== AIM ==
Print the entries that appear below, exactly as written and without their pictures.

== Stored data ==
# # # # # # #

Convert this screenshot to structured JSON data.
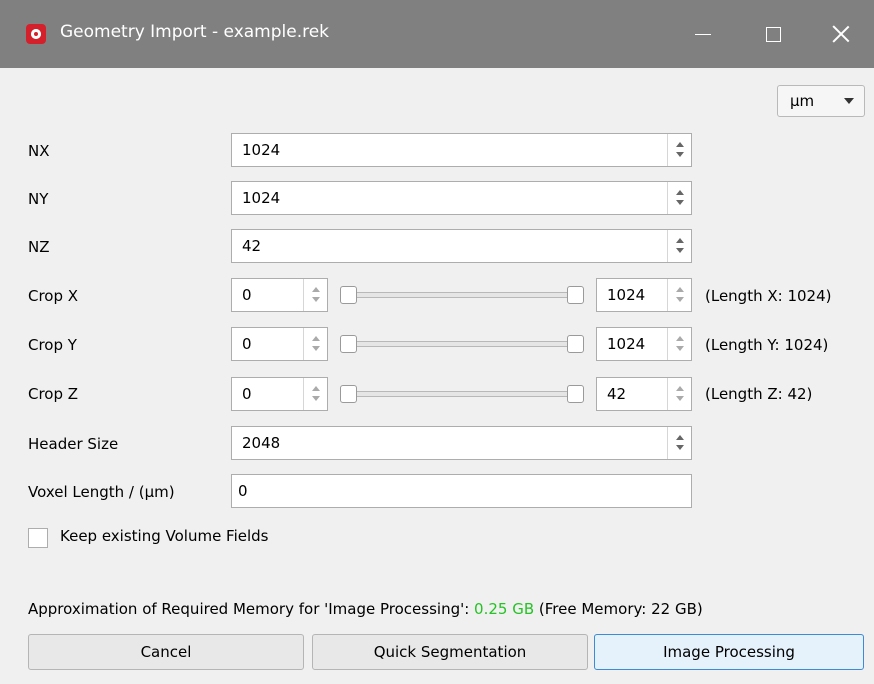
{
  "window": {
    "title": "Geometry Import - example.rek",
    "icon": "app-logo-icon",
    "controls": [
      "minimize-icon",
      "maximize-icon",
      "close-icon"
    ]
  },
  "unit": {
    "selected": "µm"
  },
  "fields": {
    "nx": {
      "label": "NX",
      "value": "1024"
    },
    "ny": {
      "label": "NY",
      "value": "1024"
    },
    "nz": {
      "label": "NZ",
      "value": "42"
    },
    "header": {
      "label": "Header Size",
      "value": "2048"
    },
    "voxel": {
      "label": "Voxel Length / (µm)",
      "value": "0"
    }
  },
  "crop": {
    "x": {
      "label": "Crop X",
      "min": "0",
      "max": "1024",
      "length": "(Length X: 1024)"
    },
    "y": {
      "label": "Crop Y",
      "min": "0",
      "max": "1024",
      "length": "(Length Y: 1024)"
    },
    "z": {
      "label": "Crop Z",
      "min": "0",
      "max": "42",
      "length": "(Length Z: 42)"
    }
  },
  "checkbox": {
    "label": "Keep existing Volume Fields",
    "checked": false
  },
  "memory": {
    "prefix": "Approximation of Required Memory for 'Image Processing': ",
    "value": "0.25 GB",
    "suffix": " (Free Memory: 22 GB)",
    "value_color": "#26c226"
  },
  "buttons": {
    "cancel": "Cancel",
    "quick": "Quick Segmentation",
    "process": "Image Processing"
  }
}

# # # # # # #

== RESULT OF THIS EXERCISE ==
Convert this screenshot to structured JSON data.
{
  "window": {
    "title": "Geometry Import - example.rek",
    "icon": "app-logo-icon",
    "controls": [
      "minimize-icon",
      "maximize-icon",
      "close-icon"
    ]
  },
  "unit": {
    "selected": "µm"
  },
  "fields": {
    "nx": {
      "label": "NX",
      "value": "1024"
    },
    "ny": {
      "label": "NY",
      "value": "1024"
    },
    "nz": {
      "label": "NZ",
      "value": "42"
    },
    "header": {
      "label": "Header Size",
      "value": "2048"
    },
    "voxel": {
      "label": "Voxel Length / (µm)",
      "value": "0"
    }
  },
  "crop": {
    "x": {
      "label": "Crop X",
      "min": "0",
      "max": "1024",
      "length": "(Length X: 1024)"
    },
    "y": {
      "label": "Crop Y",
      "min": "0",
      "max": "1024",
      "length": "(Length Y: 1024)"
    },
    "z": {
      "label": "Crop Z",
      "min": "0",
      "max": "42",
      "length": "(Length Z: 42)"
    }
  },
  "checkbox": {
    "label": "Keep existing Volume Fields",
    "checked": false
  },
  "memory": {
    "prefix": "Approximation of Required Memory for 'Image Processing': ",
    "value": "0.25 GB",
    "suffix": " (Free Memory: 22 GB)",
    "value_color": "#26c226"
  },
  "buttons": {
    "cancel": "Cancel",
    "quick": "Quick Segmentation",
    "process": "Image Processing"
  }
}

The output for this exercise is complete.